[Text block]:
● ● ● ● ● ● ●
Sitting on an Opera House Forecourt step is like perching yourself on the knee of a giant. Our Utzon-designed expressionist darling remains one of the largest, most recognisable, most profitable music venues in the world, a cultural gatekeeper looming over Sydney’s entrance at Circular Quay.
The Sydney Symphony Orchestra’s recent performance of Beethoven’s Ninth Symphony, the very same piece which opened the Opera House in 1973, now seems an almost obligatory 40th anniversary tribute to this behemoth’s heritage. Nowadays, the world-famous venue is slowly chipping away at its slightly mothballed image, eroding the colossus of past sensibilities and emerging as a somewhat more welcoming beast.
Speaking with Ben Marshall, head of contemporary music at the Sydney Opera House, his passion for the venue’s vintage decor and for music in general is clear, and it complements his warm hybrid Australian-English accent. “I think it’s lovely to acknowledge the moment that the Opera House was born in, and that it hasn’t come unmoored from its original founding principals,” he says.
● ● ● ● ● ● ●
[Required task 1]: Name every person mentioned in the Sydney Opera House article.
The article and the records were taken from separate, unrelated sources.
● ● ● ● ● ● ●
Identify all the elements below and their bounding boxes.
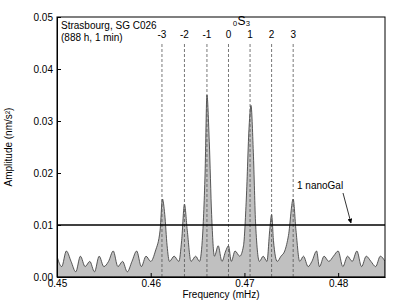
singlet-line bbox=[161, 44, 162, 277]
x-tick: 0.47 bbox=[235, 273, 255, 289]
x-tick: 0.48 bbox=[329, 273, 349, 289]
annotation: (888 h, 1 min) bbox=[61, 32, 123, 43]
singlet-label: 2 bbox=[269, 29, 275, 40]
singlet-label: -2 bbox=[180, 29, 189, 40]
x-axis: 0.450.460.470.48 bbox=[48, 273, 386, 289]
y-tick: 0.02 bbox=[34, 168, 61, 179]
singlet-label: -1 bbox=[202, 29, 211, 40]
y-tick: 0.01 bbox=[34, 220, 61, 231]
multiplet-label: ₀S₃ bbox=[233, 14, 251, 28]
x-tick-label: 0.46 bbox=[141, 278, 161, 289]
y-tick: 0.05 bbox=[34, 12, 61, 23]
y-tick-mark bbox=[57, 69, 61, 70]
y-tick-label: 0.02 bbox=[34, 168, 54, 179]
y-tick-mark bbox=[57, 225, 61, 226]
y-tick-label: 0.04 bbox=[34, 64, 54, 75]
singlet-label: 3 bbox=[290, 29, 296, 40]
x-tick-mark bbox=[244, 273, 245, 277]
x-tick: 0.46 bbox=[141, 273, 161, 289]
annotation: Strasbourg, SG C026 bbox=[61, 20, 157, 31]
x-tick-mark bbox=[338, 273, 339, 277]
x-tick-mark bbox=[151, 273, 152, 277]
y-tick-label: 0.03 bbox=[34, 116, 54, 127]
y-axis: 0.00 0.01 0.02 0.03 0.04 0.05 bbox=[34, 12, 61, 283]
spectrum-area bbox=[57, 95, 385, 277]
singlet-line bbox=[250, 44, 251, 277]
y-tick: 0.00 bbox=[34, 272, 61, 283]
y-axis-line bbox=[57, 18, 58, 278]
y-tick-label: 0.00 bbox=[34, 272, 54, 283]
plot-frame bbox=[57, 17, 385, 277]
singlet-line bbox=[293, 44, 294, 277]
y-tick-mark bbox=[57, 173, 61, 174]
y-tick-mark bbox=[57, 121, 61, 122]
singlet-line bbox=[184, 44, 185, 277]
reference-arrow bbox=[343, 193, 351, 223]
x-tick-label: 0.47 bbox=[235, 278, 255, 289]
singlet-line bbox=[228, 44, 229, 277]
y-tick: 0.04 bbox=[34, 64, 61, 75]
y-tick-label: 0.05 bbox=[34, 12, 54, 23]
y-tick-mark bbox=[57, 277, 61, 278]
singlet-label: 1 bbox=[247, 29, 253, 40]
x-axis-title: Frequency (mHz) bbox=[182, 289, 259, 300]
chart: 0.450.460.470.480.000.010.020.030.040.05… bbox=[0, 0, 404, 300]
singlet-line bbox=[271, 44, 272, 277]
singlet-line bbox=[206, 44, 207, 277]
x-tick-label: 0.48 bbox=[329, 278, 349, 289]
y-tick-mark bbox=[57, 17, 61, 18]
y-tick: 0.03 bbox=[34, 116, 61, 127]
reference-label: 1 nanoGal bbox=[297, 180, 343, 191]
singlet-label: 0 bbox=[226, 29, 232, 40]
singlet-label: -3 bbox=[158, 29, 167, 40]
reference-line bbox=[57, 224, 385, 226]
plot-area bbox=[57, 44, 385, 277]
y-axis-title: Amplitude (nm/s²) bbox=[3, 108, 14, 187]
y-tick-label: 0.01 bbox=[34, 220, 54, 231]
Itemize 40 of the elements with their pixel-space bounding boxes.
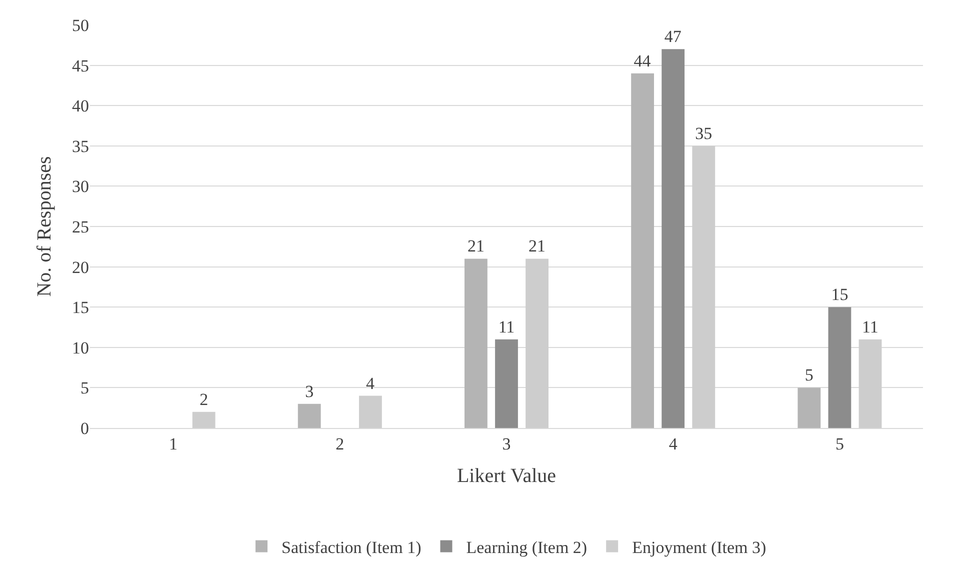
y-tick-label: 15	[72, 298, 89, 318]
y-tick-label: 25	[72, 217, 89, 236]
data-label: 4	[366, 374, 375, 393]
y-tick-label: 45	[72, 56, 89, 76]
x-tick-label: 2	[336, 434, 344, 454]
y-tick-label: 50	[72, 16, 89, 35]
data-label: 21	[528, 236, 546, 256]
data-label: 5	[804, 366, 814, 385]
bar	[798, 388, 821, 428]
legend-label: Enjoyment (Item 3)	[632, 538, 766, 557]
data-label: 44	[634, 51, 652, 70]
x-axis-title: Likert Value	[456, 464, 556, 487]
y-tick-label: 10	[72, 338, 89, 358]
data-label: 3	[305, 382, 314, 401]
data-label: 21	[467, 236, 484, 256]
data-label: 15	[831, 285, 848, 304]
y-tick-label: 40	[72, 96, 89, 116]
x-tick-label: 3	[502, 434, 511, 454]
x-tick-label: 5	[835, 434, 844, 454]
data-label: 47	[664, 27, 682, 46]
y-tick-label: 0	[80, 418, 89, 438]
bar	[298, 404, 321, 428]
legend-label: Satisfaction (Item 1)	[282, 538, 422, 557]
data-label: 11	[498, 317, 515, 336]
y-tick-label: 35	[72, 136, 89, 156]
y-tick-label: 20	[72, 258, 89, 277]
data-label: 35	[695, 124, 712, 143]
bar	[495, 339, 518, 428]
y-tick-label: 5	[80, 378, 89, 398]
y-axis-title: No. of Responses	[34, 156, 56, 297]
legend-label: Learning (Item 2)	[466, 538, 588, 557]
y-tick-label: 30	[72, 177, 89, 196]
bar	[464, 258, 488, 428]
x-tick-label: 1	[169, 434, 178, 454]
bar	[662, 49, 685, 428]
data-label: 2	[200, 390, 208, 409]
bar	[828, 307, 852, 428]
data-label: 11	[862, 317, 878, 336]
bar	[631, 73, 654, 428]
x-tick-label: 4	[668, 434, 678, 454]
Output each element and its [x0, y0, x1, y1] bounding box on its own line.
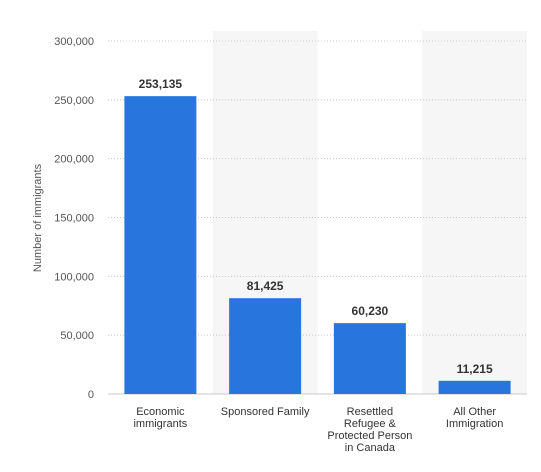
bar[interactable] — [333, 323, 406, 394]
bar[interactable] — [438, 380, 511, 394]
bars — [124, 96, 511, 395]
x-tick-label-line: Economic — [136, 406, 185, 418]
x-tick-label-line: Refugee & — [344, 418, 397, 430]
y-tick-label: 100,000 — [54, 271, 94, 283]
data-label: 60,230 — [352, 304, 389, 318]
x-tick-label-line: All Other — [453, 406, 496, 418]
x-tick-label-line: Protected Person — [327, 430, 412, 442]
data-label: 253,135 — [139, 77, 183, 91]
data-label: 11,215 — [457, 362, 493, 376]
x-tick-label: Resettled Refugee & Protected Person in Can… — [327, 406, 412, 454]
data-labels: 253,135 81,425 60,230 11,215 — [139, 77, 493, 376]
x-tick-label-line: Resettled — [347, 406, 393, 418]
y-tick-label: 0 — [88, 389, 94, 401]
x-axis-labels: Economic immigrants Sponsored Family Resett… — [133, 406, 503, 454]
x-tick-label-line: Immigration — [446, 418, 503, 430]
x-tick-label: Sponsored Family — [221, 406, 310, 418]
x-tick-label-line: immigrants — [133, 418, 187, 430]
x-tick-label-line: in Canada — [345, 442, 396, 454]
column-band — [422, 31, 527, 394]
y-tick-label: 300,000 — [54, 36, 94, 48]
y-tick-label: 200,000 — [54, 154, 94, 166]
x-tick-label-line: Sponsored Family — [221, 406, 310, 418]
y-tick-label: 50,000 — [60, 330, 94, 342]
bar[interactable] — [229, 298, 302, 394]
bar[interactable] — [124, 96, 197, 395]
x-tick-label: Economic immigrants — [133, 406, 187, 430]
y-axis-title: Number of immigrants — [32, 163, 44, 272]
y-tick-label: 150,000 — [54, 213, 94, 225]
data-label: 81,425 — [247, 279, 284, 293]
y-tick-label: 250,000 — [54, 95, 94, 107]
y-axis-ticks: 0 50,000 100,000 150,000 200,000 250,000 300,0… — [54, 36, 94, 401]
x-tick-label: All Other Immigration — [446, 406, 503, 430]
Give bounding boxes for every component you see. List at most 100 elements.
● ● ● ● ● ● ●
[Required task 2]: Filter the records to every line containing the word "Immigration", with case counting.

[Final answer 1]: Utzon, Beethoven, Ben Marshall

[Final answer 2]:
x-tick-label-line: Immigration — [446, 418, 503, 430]
x-tick-label: All Other Immigration — [446, 406, 503, 430]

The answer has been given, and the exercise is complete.